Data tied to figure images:
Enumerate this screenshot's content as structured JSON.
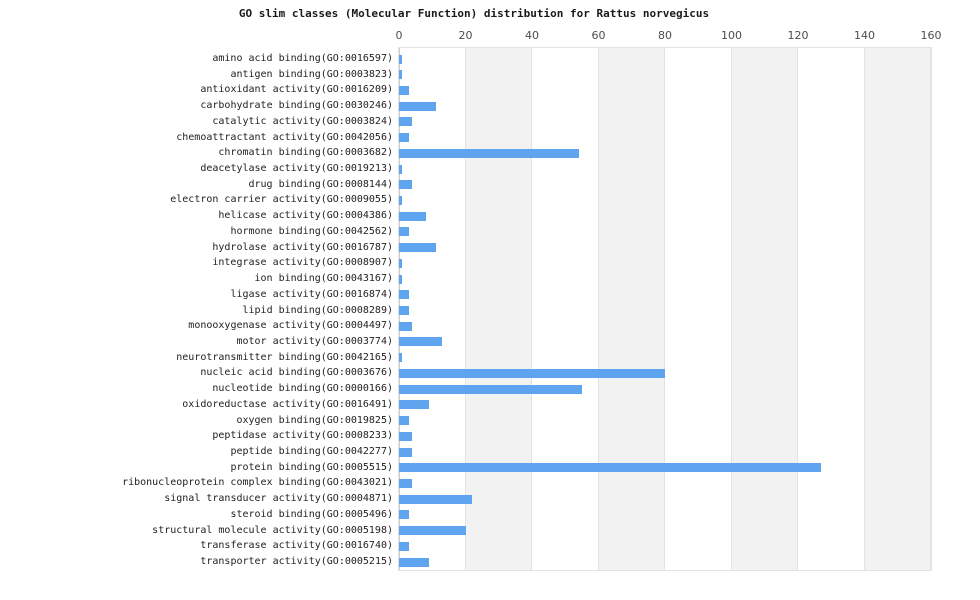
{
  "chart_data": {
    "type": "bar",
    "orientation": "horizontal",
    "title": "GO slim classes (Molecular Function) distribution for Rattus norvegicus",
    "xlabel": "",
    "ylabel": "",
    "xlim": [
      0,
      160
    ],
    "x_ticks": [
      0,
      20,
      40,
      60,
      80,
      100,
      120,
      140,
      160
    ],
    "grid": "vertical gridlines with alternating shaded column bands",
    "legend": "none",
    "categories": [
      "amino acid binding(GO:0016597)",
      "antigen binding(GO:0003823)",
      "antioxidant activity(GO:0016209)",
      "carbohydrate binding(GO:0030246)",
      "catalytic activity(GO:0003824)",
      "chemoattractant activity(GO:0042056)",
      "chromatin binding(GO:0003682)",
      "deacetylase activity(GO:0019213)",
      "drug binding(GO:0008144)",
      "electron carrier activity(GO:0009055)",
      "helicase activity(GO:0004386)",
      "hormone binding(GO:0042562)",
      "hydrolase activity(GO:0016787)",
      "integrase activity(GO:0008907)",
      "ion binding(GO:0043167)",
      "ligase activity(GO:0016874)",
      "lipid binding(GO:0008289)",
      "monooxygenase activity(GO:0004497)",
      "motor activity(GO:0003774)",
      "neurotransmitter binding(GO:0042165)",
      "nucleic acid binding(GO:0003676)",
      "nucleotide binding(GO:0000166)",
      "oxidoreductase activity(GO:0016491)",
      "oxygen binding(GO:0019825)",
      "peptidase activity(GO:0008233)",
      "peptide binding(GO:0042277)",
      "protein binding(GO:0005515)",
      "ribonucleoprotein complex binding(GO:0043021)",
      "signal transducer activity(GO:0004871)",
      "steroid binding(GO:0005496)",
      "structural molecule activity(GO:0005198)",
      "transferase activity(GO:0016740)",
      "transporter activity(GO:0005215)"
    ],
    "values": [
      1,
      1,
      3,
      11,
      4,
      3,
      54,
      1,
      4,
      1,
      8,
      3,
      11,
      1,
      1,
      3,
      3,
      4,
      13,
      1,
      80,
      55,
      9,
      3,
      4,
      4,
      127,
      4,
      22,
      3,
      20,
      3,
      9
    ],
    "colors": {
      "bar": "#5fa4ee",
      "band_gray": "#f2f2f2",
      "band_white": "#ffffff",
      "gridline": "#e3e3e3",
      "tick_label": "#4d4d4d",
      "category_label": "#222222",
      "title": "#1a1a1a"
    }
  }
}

--

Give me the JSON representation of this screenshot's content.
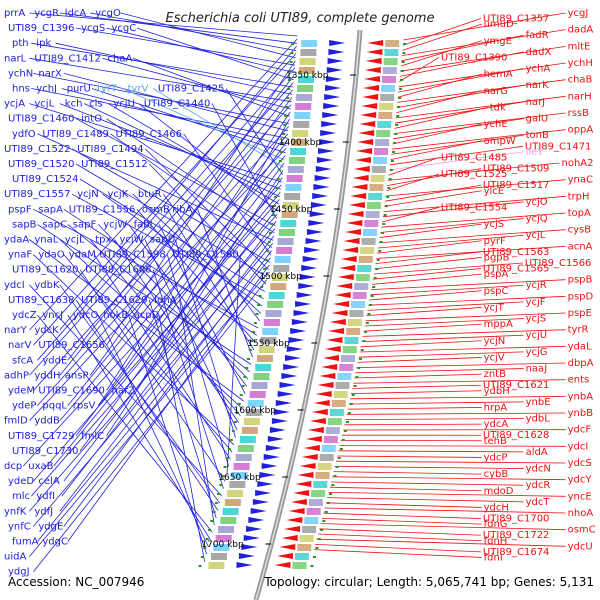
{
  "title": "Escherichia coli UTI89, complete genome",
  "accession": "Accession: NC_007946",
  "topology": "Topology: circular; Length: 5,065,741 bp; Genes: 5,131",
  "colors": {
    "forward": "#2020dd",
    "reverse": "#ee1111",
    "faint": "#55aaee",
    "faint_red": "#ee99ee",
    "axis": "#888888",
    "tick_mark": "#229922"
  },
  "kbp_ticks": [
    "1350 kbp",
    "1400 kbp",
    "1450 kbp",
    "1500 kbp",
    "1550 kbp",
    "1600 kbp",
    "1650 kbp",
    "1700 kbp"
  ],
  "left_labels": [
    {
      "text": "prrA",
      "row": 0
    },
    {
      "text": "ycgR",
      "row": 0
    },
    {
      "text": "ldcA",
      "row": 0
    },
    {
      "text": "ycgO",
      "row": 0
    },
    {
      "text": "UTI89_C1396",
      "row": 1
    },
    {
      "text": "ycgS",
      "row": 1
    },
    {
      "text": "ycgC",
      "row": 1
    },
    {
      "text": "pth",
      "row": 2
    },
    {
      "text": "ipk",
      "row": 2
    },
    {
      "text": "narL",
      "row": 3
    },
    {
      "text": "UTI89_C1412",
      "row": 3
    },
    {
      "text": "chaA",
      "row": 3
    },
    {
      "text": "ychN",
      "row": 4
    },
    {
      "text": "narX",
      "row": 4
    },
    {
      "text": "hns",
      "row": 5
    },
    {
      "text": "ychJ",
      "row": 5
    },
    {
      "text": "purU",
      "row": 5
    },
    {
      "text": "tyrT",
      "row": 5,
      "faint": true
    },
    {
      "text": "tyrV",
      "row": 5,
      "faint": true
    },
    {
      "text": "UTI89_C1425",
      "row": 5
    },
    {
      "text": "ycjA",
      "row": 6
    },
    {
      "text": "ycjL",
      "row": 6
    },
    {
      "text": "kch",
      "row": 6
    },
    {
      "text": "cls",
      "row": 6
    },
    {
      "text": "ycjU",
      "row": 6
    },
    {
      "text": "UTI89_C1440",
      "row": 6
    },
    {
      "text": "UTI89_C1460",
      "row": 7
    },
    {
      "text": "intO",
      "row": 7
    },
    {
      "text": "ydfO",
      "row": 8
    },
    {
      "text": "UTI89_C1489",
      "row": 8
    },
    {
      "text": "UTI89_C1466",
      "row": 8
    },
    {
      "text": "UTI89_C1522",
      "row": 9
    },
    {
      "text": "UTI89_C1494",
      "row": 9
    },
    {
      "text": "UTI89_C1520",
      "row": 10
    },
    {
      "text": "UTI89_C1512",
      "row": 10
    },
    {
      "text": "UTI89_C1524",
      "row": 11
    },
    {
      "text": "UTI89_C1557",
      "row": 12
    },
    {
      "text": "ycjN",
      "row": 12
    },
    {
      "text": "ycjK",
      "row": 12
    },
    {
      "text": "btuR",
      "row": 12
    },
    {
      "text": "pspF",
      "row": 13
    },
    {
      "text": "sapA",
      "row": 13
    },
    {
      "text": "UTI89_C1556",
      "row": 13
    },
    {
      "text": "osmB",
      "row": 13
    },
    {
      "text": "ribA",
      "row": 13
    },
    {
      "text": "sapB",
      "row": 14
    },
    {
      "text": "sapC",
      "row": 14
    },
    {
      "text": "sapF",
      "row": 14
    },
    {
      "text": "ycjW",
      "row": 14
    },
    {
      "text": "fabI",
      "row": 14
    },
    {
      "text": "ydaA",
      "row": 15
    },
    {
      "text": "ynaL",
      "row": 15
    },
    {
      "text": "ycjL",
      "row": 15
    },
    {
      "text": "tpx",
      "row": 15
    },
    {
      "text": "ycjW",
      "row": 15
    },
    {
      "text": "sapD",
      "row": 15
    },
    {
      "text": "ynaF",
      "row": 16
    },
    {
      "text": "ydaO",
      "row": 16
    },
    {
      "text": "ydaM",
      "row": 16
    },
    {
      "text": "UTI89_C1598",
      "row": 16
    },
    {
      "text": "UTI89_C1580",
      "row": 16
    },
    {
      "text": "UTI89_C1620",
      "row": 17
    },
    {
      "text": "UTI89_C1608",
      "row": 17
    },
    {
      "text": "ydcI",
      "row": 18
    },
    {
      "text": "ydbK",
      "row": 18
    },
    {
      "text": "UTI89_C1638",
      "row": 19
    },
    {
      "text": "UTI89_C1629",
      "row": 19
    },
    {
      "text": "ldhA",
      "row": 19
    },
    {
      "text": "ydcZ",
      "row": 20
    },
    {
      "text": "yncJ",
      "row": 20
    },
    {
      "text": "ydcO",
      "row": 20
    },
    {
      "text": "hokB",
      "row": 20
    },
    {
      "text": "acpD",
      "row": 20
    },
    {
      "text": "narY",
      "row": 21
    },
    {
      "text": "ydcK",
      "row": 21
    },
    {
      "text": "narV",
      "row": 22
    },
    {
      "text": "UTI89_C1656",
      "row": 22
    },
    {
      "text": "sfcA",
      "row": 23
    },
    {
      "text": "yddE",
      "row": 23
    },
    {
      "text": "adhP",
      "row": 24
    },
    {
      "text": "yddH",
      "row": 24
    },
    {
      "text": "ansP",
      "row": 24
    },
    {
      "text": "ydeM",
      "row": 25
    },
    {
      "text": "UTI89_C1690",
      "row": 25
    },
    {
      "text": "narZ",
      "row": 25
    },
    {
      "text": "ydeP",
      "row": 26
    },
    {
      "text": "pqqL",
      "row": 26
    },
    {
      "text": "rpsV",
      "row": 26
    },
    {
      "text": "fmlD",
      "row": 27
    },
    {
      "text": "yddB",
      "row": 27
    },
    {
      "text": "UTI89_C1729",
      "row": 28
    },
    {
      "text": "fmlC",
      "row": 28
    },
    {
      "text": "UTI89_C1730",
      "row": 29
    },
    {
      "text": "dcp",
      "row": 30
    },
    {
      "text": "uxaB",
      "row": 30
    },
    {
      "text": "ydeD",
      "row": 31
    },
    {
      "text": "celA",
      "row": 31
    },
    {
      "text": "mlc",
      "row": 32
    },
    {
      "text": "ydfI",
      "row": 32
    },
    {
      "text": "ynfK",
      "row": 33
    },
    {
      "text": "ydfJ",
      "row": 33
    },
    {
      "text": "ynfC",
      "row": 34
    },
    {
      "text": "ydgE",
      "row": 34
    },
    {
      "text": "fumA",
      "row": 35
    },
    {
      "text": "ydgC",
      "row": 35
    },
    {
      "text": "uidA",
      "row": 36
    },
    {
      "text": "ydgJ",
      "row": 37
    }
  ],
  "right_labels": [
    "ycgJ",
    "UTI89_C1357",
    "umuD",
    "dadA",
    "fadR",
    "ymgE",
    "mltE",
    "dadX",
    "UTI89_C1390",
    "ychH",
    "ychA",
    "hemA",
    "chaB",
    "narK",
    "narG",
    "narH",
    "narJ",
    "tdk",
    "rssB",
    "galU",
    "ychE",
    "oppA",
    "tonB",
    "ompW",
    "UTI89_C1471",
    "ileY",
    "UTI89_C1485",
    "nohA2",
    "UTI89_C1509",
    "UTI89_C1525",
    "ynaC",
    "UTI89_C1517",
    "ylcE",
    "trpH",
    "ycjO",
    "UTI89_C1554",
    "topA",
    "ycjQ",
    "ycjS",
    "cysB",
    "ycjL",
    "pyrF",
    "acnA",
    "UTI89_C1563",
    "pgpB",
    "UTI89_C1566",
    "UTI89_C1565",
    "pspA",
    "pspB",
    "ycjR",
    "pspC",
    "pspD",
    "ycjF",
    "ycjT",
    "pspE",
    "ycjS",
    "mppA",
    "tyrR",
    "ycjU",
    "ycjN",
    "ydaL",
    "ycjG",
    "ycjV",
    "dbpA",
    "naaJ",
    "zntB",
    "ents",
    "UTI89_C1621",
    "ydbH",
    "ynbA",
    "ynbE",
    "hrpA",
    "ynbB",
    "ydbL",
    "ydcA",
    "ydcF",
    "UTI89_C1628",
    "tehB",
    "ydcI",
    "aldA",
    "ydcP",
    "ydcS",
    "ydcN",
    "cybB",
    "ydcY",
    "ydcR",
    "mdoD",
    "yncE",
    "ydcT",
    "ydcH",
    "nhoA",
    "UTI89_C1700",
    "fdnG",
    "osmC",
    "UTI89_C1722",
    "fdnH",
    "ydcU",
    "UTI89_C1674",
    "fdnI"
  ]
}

• Task requirements: Please go through the data and copy each line containing the word "screenshot".

• Task solution:
Enumerate this screenshot's content as structured JSON.
Give me the JSON representation of this screenshot's content.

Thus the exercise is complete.